## REQUIRED WORK
Reproduce all of the records exactly.

## RECORDS
- - -
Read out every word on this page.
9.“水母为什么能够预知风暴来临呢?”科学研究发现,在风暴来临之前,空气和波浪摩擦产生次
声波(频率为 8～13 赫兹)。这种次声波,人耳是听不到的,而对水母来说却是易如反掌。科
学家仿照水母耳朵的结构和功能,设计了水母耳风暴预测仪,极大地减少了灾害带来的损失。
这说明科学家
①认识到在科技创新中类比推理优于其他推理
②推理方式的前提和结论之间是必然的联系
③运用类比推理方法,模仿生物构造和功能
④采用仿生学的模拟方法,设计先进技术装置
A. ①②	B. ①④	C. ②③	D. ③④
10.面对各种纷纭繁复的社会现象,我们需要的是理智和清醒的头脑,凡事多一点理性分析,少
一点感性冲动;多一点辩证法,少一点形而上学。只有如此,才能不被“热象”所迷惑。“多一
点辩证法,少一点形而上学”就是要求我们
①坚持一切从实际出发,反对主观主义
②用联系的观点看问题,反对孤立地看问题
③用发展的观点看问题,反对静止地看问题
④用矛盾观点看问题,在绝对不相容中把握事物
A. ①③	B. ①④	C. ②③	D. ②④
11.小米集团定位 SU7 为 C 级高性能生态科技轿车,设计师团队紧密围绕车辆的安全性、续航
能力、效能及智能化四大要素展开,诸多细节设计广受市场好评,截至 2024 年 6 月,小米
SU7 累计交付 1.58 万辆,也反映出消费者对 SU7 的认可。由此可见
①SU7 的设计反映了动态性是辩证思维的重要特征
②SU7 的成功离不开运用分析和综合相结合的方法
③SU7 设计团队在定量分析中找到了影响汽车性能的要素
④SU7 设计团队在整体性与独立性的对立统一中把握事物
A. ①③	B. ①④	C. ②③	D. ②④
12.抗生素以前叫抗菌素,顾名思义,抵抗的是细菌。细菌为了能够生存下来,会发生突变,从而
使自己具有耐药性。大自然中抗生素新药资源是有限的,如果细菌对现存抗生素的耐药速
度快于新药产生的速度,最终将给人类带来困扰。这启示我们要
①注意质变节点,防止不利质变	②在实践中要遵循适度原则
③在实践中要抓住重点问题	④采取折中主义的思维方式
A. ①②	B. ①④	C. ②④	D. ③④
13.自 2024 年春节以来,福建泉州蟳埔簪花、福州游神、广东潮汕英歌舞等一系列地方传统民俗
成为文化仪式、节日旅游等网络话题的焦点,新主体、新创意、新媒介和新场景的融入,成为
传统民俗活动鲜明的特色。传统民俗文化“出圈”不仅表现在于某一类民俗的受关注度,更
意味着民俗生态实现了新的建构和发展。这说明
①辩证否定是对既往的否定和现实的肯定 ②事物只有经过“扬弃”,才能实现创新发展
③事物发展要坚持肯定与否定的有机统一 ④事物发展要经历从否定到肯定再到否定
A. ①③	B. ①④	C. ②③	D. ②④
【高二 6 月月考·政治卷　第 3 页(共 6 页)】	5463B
- - -
## COMPLETE RESPONSE
Read out every word on this page.
9.“水母为什么能够预知风暴来临呢?”科学研究发现,在风暴来临之前,空气和波浪摩擦产生次
声波(频率为 8～13 赫兹)。这种次声波,人耳是听不到的,而对水母来说却是易如反掌。科
学家仿照水母耳朵的结构和功能,设计了水母耳风暴预测仪,极大地减少了灾害带来的损失。
这说明科学家
①认识到在科技创新中类比推理优于其他推理
②推理方式的前提和结论之间是必然的联系
③运用类比推理方法,模仿生物构造和功能
④采用仿生学的模拟方法,设计先进技术装置
A. ①②	B. ①④	C. ②③	D. ③④
10.面对各种纷纭繁复的社会现象,我们需要的是理智和清醒的头脑,凡事多一点理性分析,少
一点感性冲动;多一点辩证法,少一点形而上学。只有如此,才能不被“热象”所迷惑。“多一
点辩证法,少一点形而上学”就是要求我们
①坚持一切从实际出发,反对主观主义
②用联系的观点看问题,反对孤立地看问题
③用发展的观点看问题,反对静止地看问题
④用矛盾观点看问题,在绝对不相容中把握事物
A. ①③	B. ①④	C. ②③	D. ②④
11.小米集团定位 SU7 为 C 级高性能生态科技轿车,设计师团队紧密围绕车辆的安全性、续航
能力、效能及智能化四大要素展开,诸多细节设计广受市场好评,截至 2024 年 6 月,小米
SU7 累计交付 1.58 万辆,也反映出消费者对 SU7 的认可。由此可见
①SU7 的设计反映了动态性是辩证思维的重要特征
②SU7 的成功离不开运用分析和综合相结合的方法
③SU7 设计团队在定量分析中找到了影响汽车性能的要素
④SU7 设计团队在整体性与独立性的对立统一中把握事物
A. ①③	B. ①④	C. ②③	D. ②④
12.抗生素以前叫抗菌素,顾名思义,抵抗的是细菌。细菌为了能够生存下来,会发生突变,从而
使自己具有耐药性。大自然中抗生素新药资源是有限的,如果细菌对现存抗生素的耐药速
度快于新药产生的速度,最终将给人类带来困扰。这启示我们要
①注意质变节点,防止不利质变	②在实践中要遵循适度原则
③在实践中要抓住重点问题	④采取折中主义的思维方式
A. ①②	B. ①④	C. ②④	D. ③④
13.自 2024 年春节以来,福建泉州蟳埔簪花、福州游神、广东潮汕英歌舞等一系列地方传统民俗
成为文化仪式、节日旅游等网络话题的焦点,新主体、新创意、新媒介和新场景的融入,成为
传统民俗活动鲜明的特色。传统民俗文化“出圈”不仅表现在于某一类民俗的受关注度,更
意味着民俗生态实现了新的建构和发展。这说明
①辩证否定是对既往的否定和现实的肯定 ②事物只有经过“扬弃”,才能实现创新发展
③事物发展要坚持肯定与否定的有机统一 ④事物发展要经历从否定到肯定再到否定
A. ①③	B. ①④	C. ②③	D. ②④
【高二 6 月月考·政治卷　第 3 页(共 6 页)】	5463B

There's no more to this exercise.